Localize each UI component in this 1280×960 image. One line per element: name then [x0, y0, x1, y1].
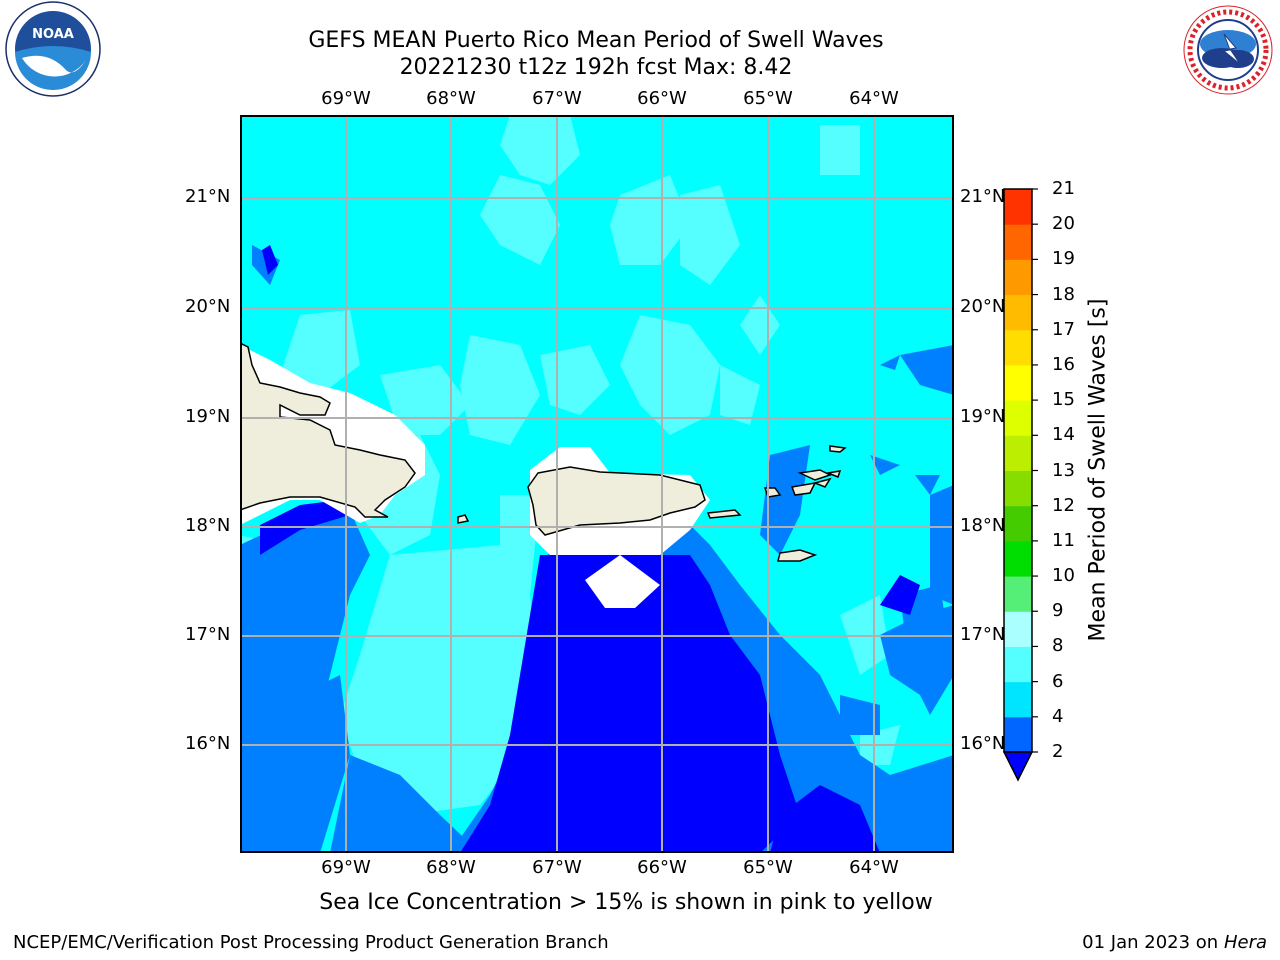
lat-label-left-17n: 17°N	[185, 624, 231, 645]
puerto-rico-land	[527, 466, 706, 536]
lat-label-left-21n: 21°N	[185, 186, 231, 207]
lon-label-top-68w: 68°W	[426, 88, 476, 109]
colorbar-band	[1004, 259, 1032, 296]
colorbar-band	[1004, 505, 1032, 542]
colorbar-tick-label: 16	[1052, 353, 1075, 375]
colorbar-band	[1004, 576, 1032, 612]
map-subtitle: 20221230 t12z 192h fcst Max: 8.42	[399, 55, 793, 80]
colorbar-under-arrow	[1002, 751, 1034, 782]
colorbar-band	[1004, 540, 1032, 577]
colorbar-tick-label: 13	[1052, 459, 1075, 481]
colorbar-band	[1004, 364, 1032, 401]
lat-label-left-20n: 20°N	[185, 296, 231, 317]
lon-label-bottom-66w: 66°W	[637, 857, 687, 878]
lon-label-top-67w: 67°W	[532, 88, 582, 109]
colorbar-title: Mean Period of Swell Waves [s]	[1085, 298, 1111, 642]
lon-label-top-69w: 69°W	[321, 88, 371, 109]
map-land	[240, 342, 847, 562]
colorbar-band	[1004, 435, 1032, 471]
colorbar-band	[1004, 294, 1032, 331]
lat-label-right-18n: 18°N	[960, 515, 1006, 536]
lat-label-right-20n: 20°N	[960, 296, 1006, 317]
lon-label-top-66w: 66°W	[637, 88, 687, 109]
colorbar-tick-label: 12	[1052, 494, 1075, 516]
colorbar-band	[1004, 224, 1032, 260]
colorbar-tick-label: 18	[1052, 283, 1075, 305]
footer-host: Hera	[1223, 932, 1267, 953]
colorbar-tick-label: 21	[1052, 178, 1075, 199]
noaa-logo-text: NOAA	[32, 27, 74, 42]
colorbar-band	[1004, 470, 1032, 507]
colorbar-tick-label: 9	[1052, 600, 1064, 622]
lon-label-bottom-67w: 67°W	[532, 857, 582, 878]
footer-date: 01 Jan 2023 on Hera	[1082, 932, 1267, 953]
nws-logo-icon	[1183, 5, 1273, 95]
colorbar	[1002, 188, 1038, 782]
lat-label-left-16n: 16°N	[185, 733, 231, 754]
sea-ice-note: Sea Ice Concentration > 15% is shown in …	[319, 890, 933, 915]
footer-date-text: 01 Jan 2023 on	[1082, 932, 1219, 953]
colorbar-tick-label: 2	[1052, 741, 1064, 762]
colorbar-band	[1004, 681, 1032, 718]
footer-credit: NCEP/EMC/Verification Post Processing Pr…	[13, 932, 609, 953]
colorbar-band	[1004, 646, 1032, 683]
lon-label-bottom-64w: 64°W	[849, 857, 899, 878]
lon-label-top-64w: 64°W	[849, 88, 899, 109]
map-title: GEFS MEAN Puerto Rico Mean Period of Swe…	[308, 28, 884, 53]
hispaniola-land	[240, 342, 416, 518]
lat-label-left-18n: 18°N	[185, 515, 231, 536]
colorbar-band	[1004, 189, 1032, 225]
lon-label-bottom-68w: 68°W	[426, 857, 476, 878]
colorbar-tick-label: 4	[1052, 705, 1064, 727]
map-frame	[240, 115, 954, 853]
map-gridlines	[240, 115, 954, 853]
swell-period-map	[240, 115, 954, 853]
colorbar-tick-label: 20	[1052, 213, 1075, 235]
colorbar-band	[1004, 611, 1032, 647]
colorbar-band	[1004, 716, 1032, 753]
colorbar-tick-label: 17	[1052, 318, 1075, 340]
colorbar-tick-label: 6	[1052, 670, 1064, 692]
colorbar-tick-label: 19	[1052, 248, 1075, 270]
noaa-logo-icon: NOAA	[5, 1, 101, 97]
colorbar-band	[1004, 329, 1032, 366]
lon-label-bottom-69w: 69°W	[321, 857, 371, 878]
colorbar-tick-label: 15	[1052, 389, 1075, 411]
colorbar-tick-label: 8	[1052, 635, 1064, 657]
lon-label-bottom-65w: 65°W	[743, 857, 793, 878]
lat-label-right-21n: 21°N	[960, 186, 1006, 207]
lat-label-right-16n: 16°N	[960, 733, 1006, 754]
colorbar-band	[1004, 400, 1032, 436]
colorbar-tick-label: 11	[1052, 529, 1075, 551]
lat-label-right-17n: 17°N	[960, 624, 1006, 645]
lat-label-left-19n: 19°N	[185, 406, 231, 427]
lat-label-right-19n: 19°N	[960, 406, 1006, 427]
colorbar-tick-label: 10	[1052, 565, 1075, 587]
lon-label-top-65w: 65°W	[743, 88, 793, 109]
colorbar-tick-label: 14	[1052, 424, 1075, 446]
= = = = =
■ **Given request**: Retype every line of the records above character for character, leaving the picture out of your answer.

■ **Reply**:
Localize each UI component in this 1280×960 image. One line per element: name then [x0, y0, x1, y1].
lat-label-left-17n: 17°N	[185, 624, 231, 645]
puerto-rico-land	[527, 466, 706, 536]
lat-label-left-21n: 21°N	[185, 186, 231, 207]
lon-label-top-68w: 68°W	[426, 88, 476, 109]
colorbar-band	[1004, 259, 1032, 296]
colorbar-band	[1004, 505, 1032, 542]
colorbar-tick-label: 16	[1052, 353, 1075, 375]
colorbar-band	[1004, 576, 1032, 612]
map-subtitle: 20221230 t12z 192h fcst Max: 8.42	[399, 55, 793, 80]
colorbar-under-arrow	[1002, 751, 1034, 782]
colorbar-band	[1004, 540, 1032, 577]
colorbar-tick-label: 13	[1052, 459, 1075, 481]
colorbar-band	[1004, 364, 1032, 401]
lat-label-left-20n: 20°N	[185, 296, 231, 317]
lon-label-bottom-66w: 66°W	[637, 857, 687, 878]
lon-label-top-67w: 67°W	[532, 88, 582, 109]
colorbar-title: Mean Period of Swell Waves [s]	[1085, 298, 1111, 642]
lon-label-top-69w: 69°W	[321, 88, 371, 109]
map-land	[240, 342, 847, 562]
colorbar-band	[1004, 435, 1032, 471]
colorbar-band	[1004, 294, 1032, 331]
lat-label-right-18n: 18°N	[960, 515, 1006, 536]
lat-label-right-20n: 20°N	[960, 296, 1006, 317]
lon-label-top-66w: 66°W	[637, 88, 687, 109]
colorbar-tick-label: 12	[1052, 494, 1075, 516]
colorbar-band	[1004, 224, 1032, 260]
colorbar-tick-label: 18	[1052, 283, 1075, 305]
footer-host: Hera	[1223, 932, 1267, 953]
colorbar-tick-label: 21	[1052, 178, 1075, 199]
noaa-logo-text: NOAA	[32, 27, 74, 42]
colorbar-band	[1004, 470, 1032, 507]
colorbar-tick-label: 9	[1052, 600, 1064, 622]
lon-label-bottom-67w: 67°W	[532, 857, 582, 878]
footer-date: 01 Jan 2023 on Hera	[1082, 932, 1267, 953]
nws-logo-icon	[1183, 5, 1273, 95]
colorbar	[1002, 188, 1038, 782]
lat-label-left-16n: 16°N	[185, 733, 231, 754]
sea-ice-note: Sea Ice Concentration > 15% is shown in …	[319, 890, 933, 915]
footer-date-text: 01 Jan 2023 on	[1082, 932, 1219, 953]
colorbar-tick-label: 2	[1052, 741, 1064, 762]
colorbar-band	[1004, 681, 1032, 718]
footer-credit: NCEP/EMC/Verification Post Processing Pr…	[13, 932, 609, 953]
colorbar-band	[1004, 646, 1032, 683]
lon-label-bottom-64w: 64°W	[849, 857, 899, 878]
lon-label-top-64w: 64°W	[849, 88, 899, 109]
map-title: GEFS MEAN Puerto Rico Mean Period of Swe…	[308, 28, 884, 53]
hispaniola-land	[240, 342, 416, 518]
lat-label-left-18n: 18°N	[185, 515, 231, 536]
colorbar-band	[1004, 189, 1032, 225]
lon-label-bottom-68w: 68°W	[426, 857, 476, 878]
colorbar-tick-label: 4	[1052, 705, 1064, 727]
map-frame	[240, 115, 954, 853]
map-gridlines	[240, 115, 954, 853]
swell-period-map	[240, 115, 954, 853]
colorbar-tick-label: 20	[1052, 213, 1075, 235]
colorbar-band	[1004, 611, 1032, 647]
colorbar-band	[1004, 716, 1032, 753]
colorbar-tick-label: 17	[1052, 318, 1075, 340]
colorbar-tick-label: 6	[1052, 670, 1064, 692]
colorbar-tick-label: 19	[1052, 248, 1075, 270]
noaa-logo-icon: NOAA	[5, 1, 101, 97]
colorbar-band	[1004, 329, 1032, 366]
lon-label-bottom-69w: 69°W	[321, 857, 371, 878]
colorbar-tick-label: 15	[1052, 389, 1075, 411]
colorbar-tick-label: 8	[1052, 635, 1064, 657]
lon-label-bottom-65w: 65°W	[743, 857, 793, 878]
lat-label-right-21n: 21°N	[960, 186, 1006, 207]
lat-label-right-16n: 16°N	[960, 733, 1006, 754]
colorbar-band	[1004, 400, 1032, 436]
colorbar-tick-label: 11	[1052, 529, 1075, 551]
lat-label-right-17n: 17°N	[960, 624, 1006, 645]
lat-label-left-19n: 19°N	[185, 406, 231, 427]
lat-label-right-19n: 19°N	[960, 406, 1006, 427]
colorbar-tick-label: 10	[1052, 565, 1075, 587]
lon-label-top-65w: 65°W	[743, 88, 793, 109]
colorbar-tick-label: 14	[1052, 424, 1075, 446]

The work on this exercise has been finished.